[GIVEN TASK]: Pictures in the data below are not part of the copy; transcribe everything else exactly.
───── PROVIDED RECORDS ─────
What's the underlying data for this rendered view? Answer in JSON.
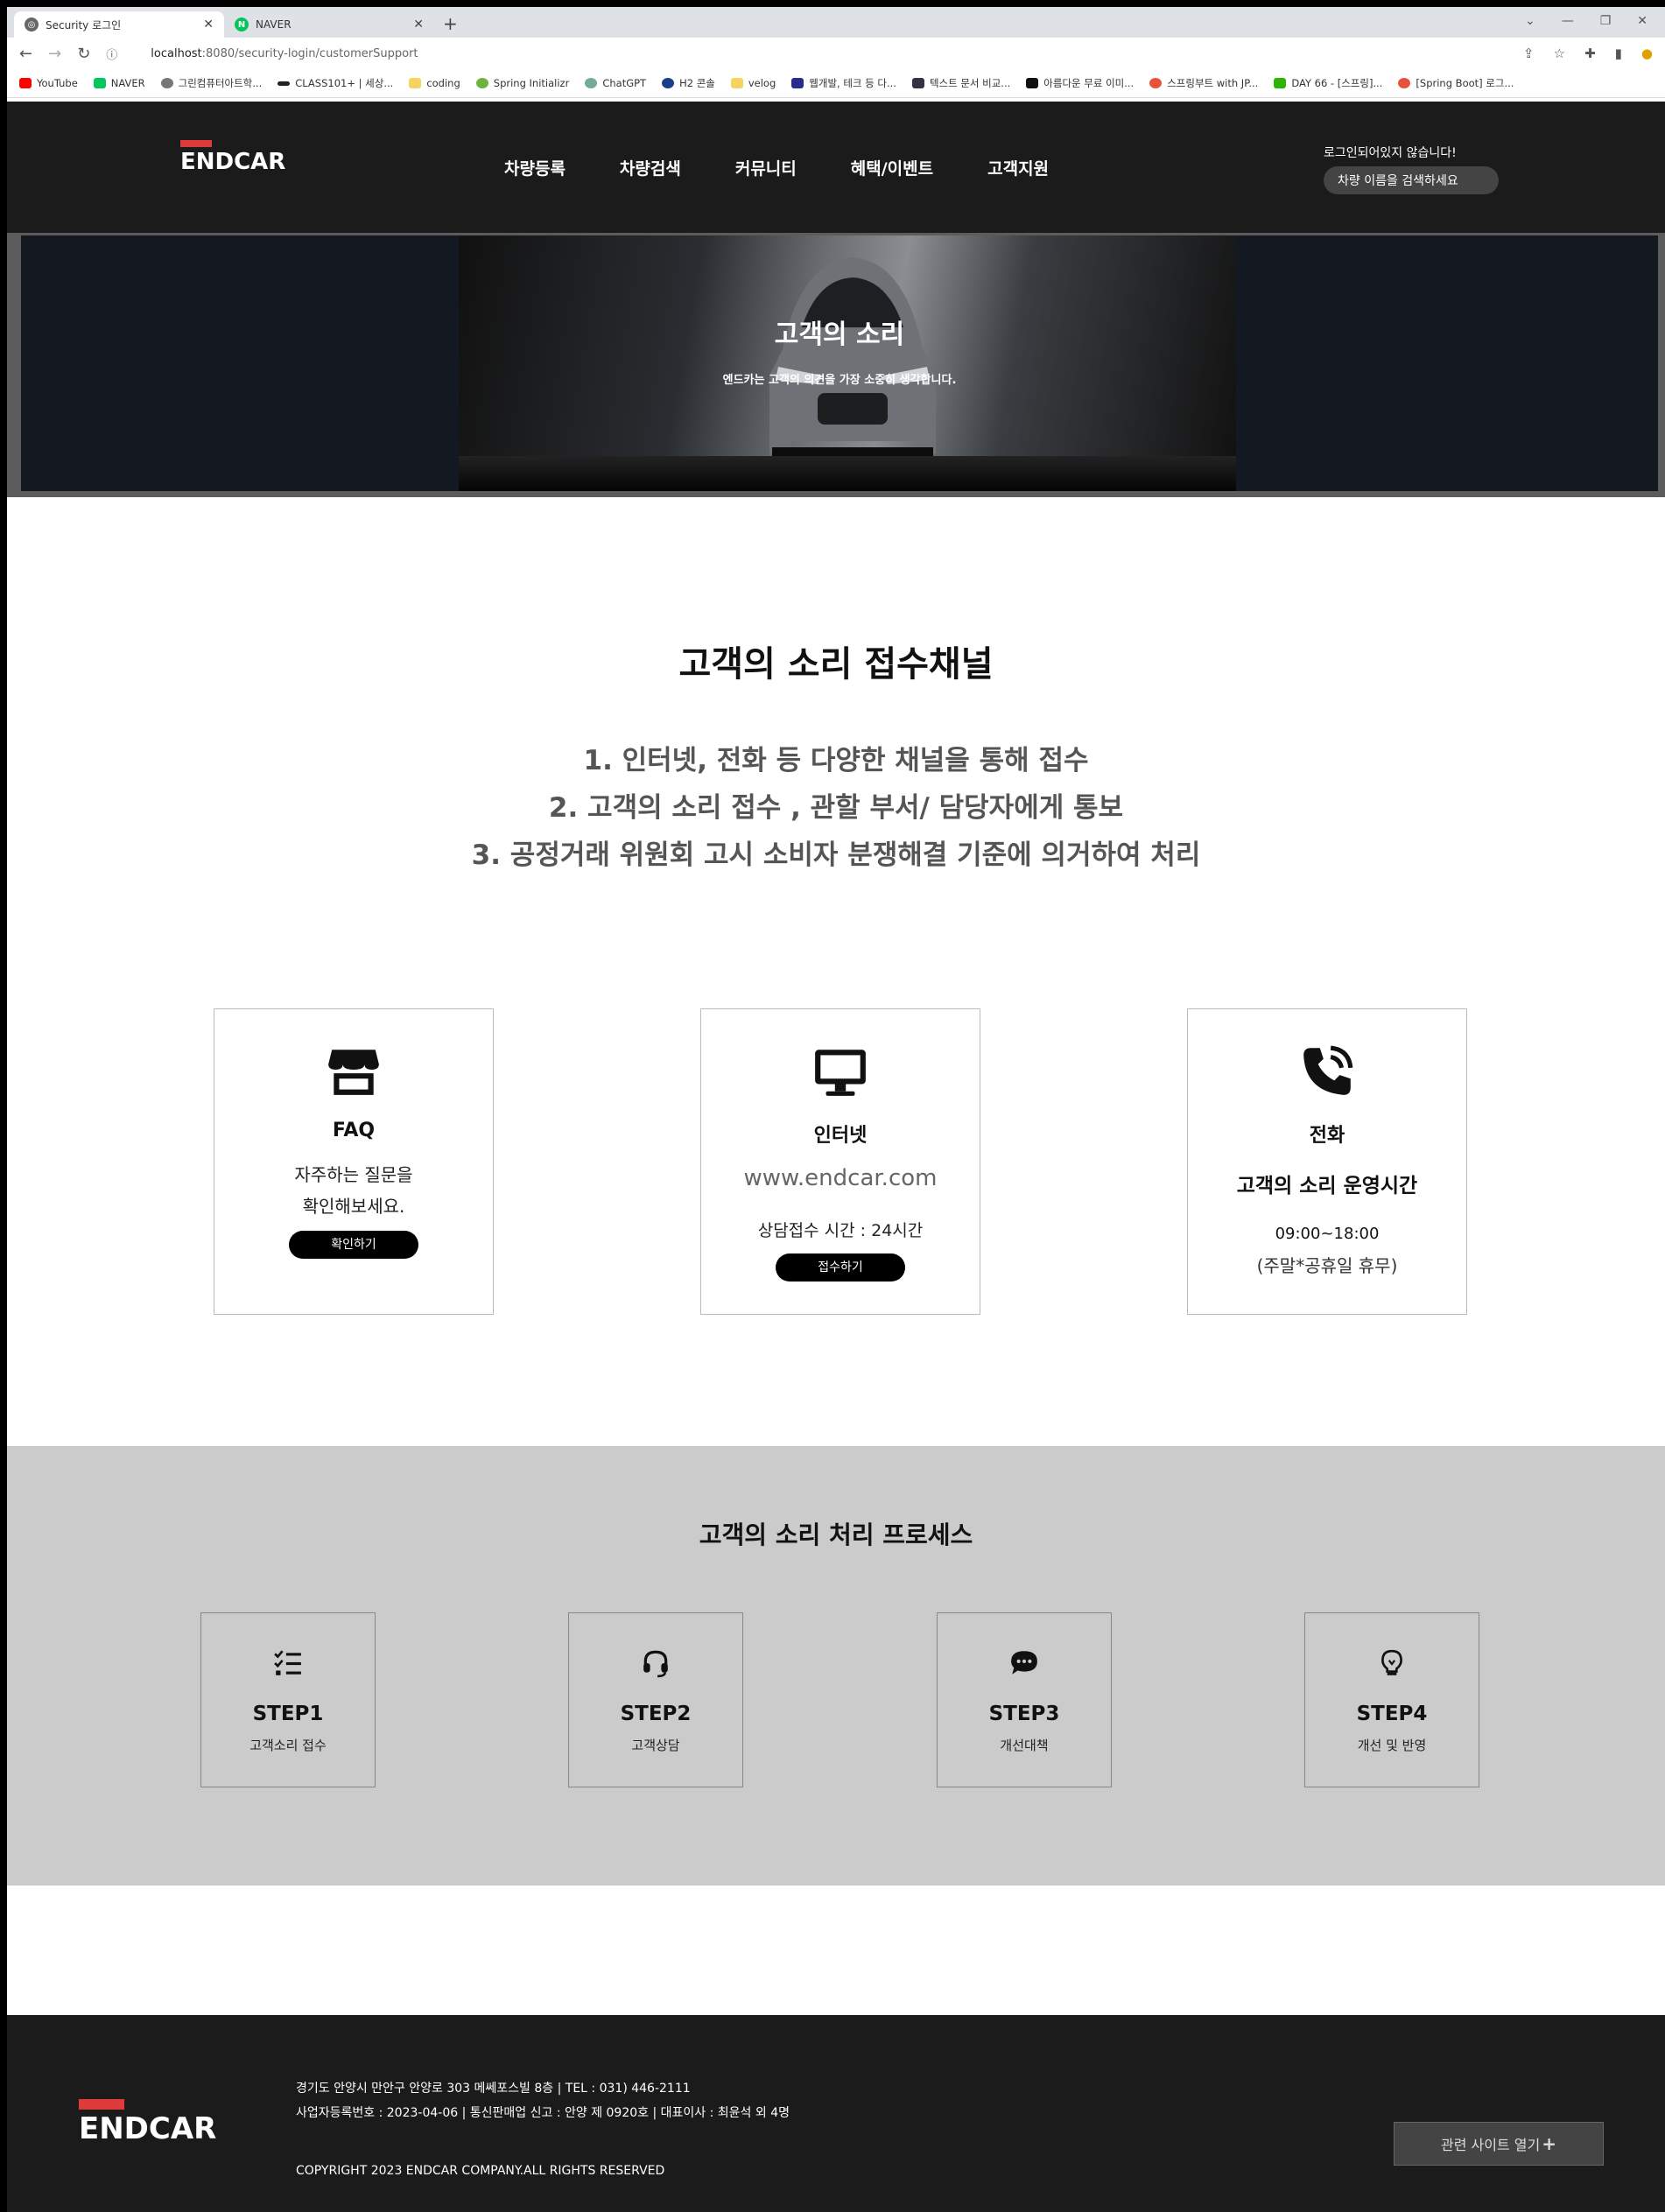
{
  "browser": {
    "tabs": [
      {
        "title": "Security 로그인",
        "active": true
      },
      {
        "title": "NAVER",
        "active": false
      }
    ],
    "url_host": "localhost",
    "url_path": ":8080/security-login/customerSupport",
    "bookmarks": [
      "YouTube",
      "NAVER",
      "그린컴퓨터아트학...",
      "CLASS101+ | 세상...",
      "coding",
      "Spring Initializr",
      "ChatGPT",
      "H2 콘솔",
      "velog",
      "웹개발, 테크 등 다...",
      "텍스트 문서 비교...",
      "아름다운 무료 이미...",
      "스프링부트 with JP...",
      "DAY 66 - [스프링]...",
      "[Spring Boot] 로그..."
    ]
  },
  "header": {
    "logo": "ENDCAR",
    "nav": [
      "차량등록",
      "차량검색",
      "커뮤니티",
      "혜택/이벤트",
      "고객지원"
    ],
    "login_status": "로그인되어있지 않습니다!",
    "search_placeholder": "차량 이름을 검색하세요"
  },
  "hero": {
    "title": "고객의 소리",
    "subtitle": "엔드카는 고객의 의견을 가장 소중히 생각합니다."
  },
  "channels": {
    "title": "고객의 소리 접수채널",
    "lines": [
      "1. 인터넷, 전화 등 다양한 채널을 통해 접수",
      "2. 고객의 소리 접수 , 관할 부서/ 담당자에게 통보",
      "3. 공정거래 위원회 고시 소비자 분쟁해결 기준에 의거하여 처리"
    ]
  },
  "cards": {
    "faq": {
      "title": "FAQ",
      "desc1": "자주하는 질문을",
      "desc2": "확인해보세요.",
      "button": "확인하기"
    },
    "internet": {
      "title": "인터넷",
      "site": "www.endcar.com",
      "hours": "상담접수 시간 : 24시간",
      "button": "접수하기"
    },
    "phone": {
      "title": "전화",
      "subtitle": "고객의 소리 운영시간",
      "hours": "09:00~18:00",
      "note": "(주말*공휴일 휴무)"
    }
  },
  "process": {
    "title": "고객의 소리 처리 프로세스",
    "steps": [
      {
        "title": "STEP1",
        "desc": "고객소리 접수",
        "icon": "checklist-icon"
      },
      {
        "title": "STEP2",
        "desc": "고객상담",
        "icon": "headset-icon"
      },
      {
        "title": "STEP3",
        "desc": "개선대책",
        "icon": "chat-bubble-icon"
      },
      {
        "title": "STEP4",
        "desc": "개선 및 반영",
        "icon": "lightbulb-icon"
      }
    ]
  },
  "footer": {
    "logo": "ENDCAR",
    "address": "경기도 안양시 만안구 안양로 303 메쎄포스빌 8층 | TEL : 031) 446-2111",
    "business": "사업자등록번호 : 2023-04-06 | 통신판매업 신고 : 안양 제 0920호 | 대표이사 : 최윤석 외 4명",
    "copyright": "COPYRIGHT 2023 ENDCAR COMPANY.ALL RIGHTS RESERVED",
    "related_button": "관련 사이트 열기"
  },
  "colors": {
    "header_bg": "#1b1b1b",
    "accent": "#e03b3b",
    "process_bg": "#cbcbcb"
  }
}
─────
[THE RESPONSE]:
What's the underlying data for this rendered view? Answer in JSON.
{
  "browser": {
    "tabs": [
      {
        "title": "Security 로그인",
        "active": true
      },
      {
        "title": "NAVER",
        "active": false
      }
    ],
    "url_host": "localhost",
    "url_path": ":8080/security-login/customerSupport",
    "bookmarks": [
      "YouTube",
      "NAVER",
      "그린컴퓨터아트학...",
      "CLASS101+ | 세상...",
      "coding",
      "Spring Initializr",
      "ChatGPT",
      "H2 콘솔",
      "velog",
      "웹개발, 테크 등 다...",
      "텍스트 문서 비교...",
      "아름다운 무료 이미...",
      "스프링부트 with JP...",
      "DAY 66 - [스프링]...",
      "[Spring Boot] 로그..."
    ]
  },
  "header": {
    "logo": "ENDCAR",
    "nav": [
      "차량등록",
      "차량검색",
      "커뮤니티",
      "혜택/이벤트",
      "고객지원"
    ],
    "login_status": "로그인되어있지 않습니다!",
    "search_placeholder": "차량 이름을 검색하세요"
  },
  "hero": {
    "title": "고객의 소리",
    "subtitle": "엔드카는 고객의 의견을 가장 소중히 생각합니다."
  },
  "channels": {
    "title": "고객의 소리 접수채널",
    "lines": [
      "1. 인터넷, 전화 등 다양한 채널을 통해 접수",
      "2. 고객의 소리 접수 , 관할 부서/ 담당자에게 통보",
      "3. 공정거래 위원회 고시 소비자 분쟁해결 기준에 의거하여 처리"
    ]
  },
  "cards": {
    "faq": {
      "title": "FAQ",
      "desc1": "자주하는 질문을",
      "desc2": "확인해보세요.",
      "button": "확인하기"
    },
    "internet": {
      "title": "인터넷",
      "site": "www.endcar.com",
      "hours": "상담접수 시간 : 24시간",
      "button": "접수하기"
    },
    "phone": {
      "title": "전화",
      "subtitle": "고객의 소리 운영시간",
      "hours": "09:00~18:00",
      "note": "(주말*공휴일 휴무)"
    }
  },
  "process": {
    "title": "고객의 소리 처리 프로세스",
    "steps": [
      {
        "title": "STEP1",
        "desc": "고객소리 접수",
        "icon": "checklist-icon"
      },
      {
        "title": "STEP2",
        "desc": "고객상담",
        "icon": "headset-icon"
      },
      {
        "title": "STEP3",
        "desc": "개선대책",
        "icon": "chat-bubble-icon"
      },
      {
        "title": "STEP4",
        "desc": "개선 및 반영",
        "icon": "lightbulb-icon"
      }
    ]
  },
  "footer": {
    "logo": "ENDCAR",
    "address": "경기도 안양시 만안구 안양로 303 메쎄포스빌 8층 | TEL : 031) 446-2111",
    "business": "사업자등록번호 : 2023-04-06 | 통신판매업 신고 : 안양 제 0920호 | 대표이사 : 최윤석 외 4명",
    "copyright": "COPYRIGHT 2023 ENDCAR COMPANY.ALL RIGHTS RESERVED",
    "related_button": "관련 사이트 열기"
  },
  "colors": {
    "header_bg": "#1b1b1b",
    "accent": "#e03b3b",
    "process_bg": "#cbcbcb"
  }
}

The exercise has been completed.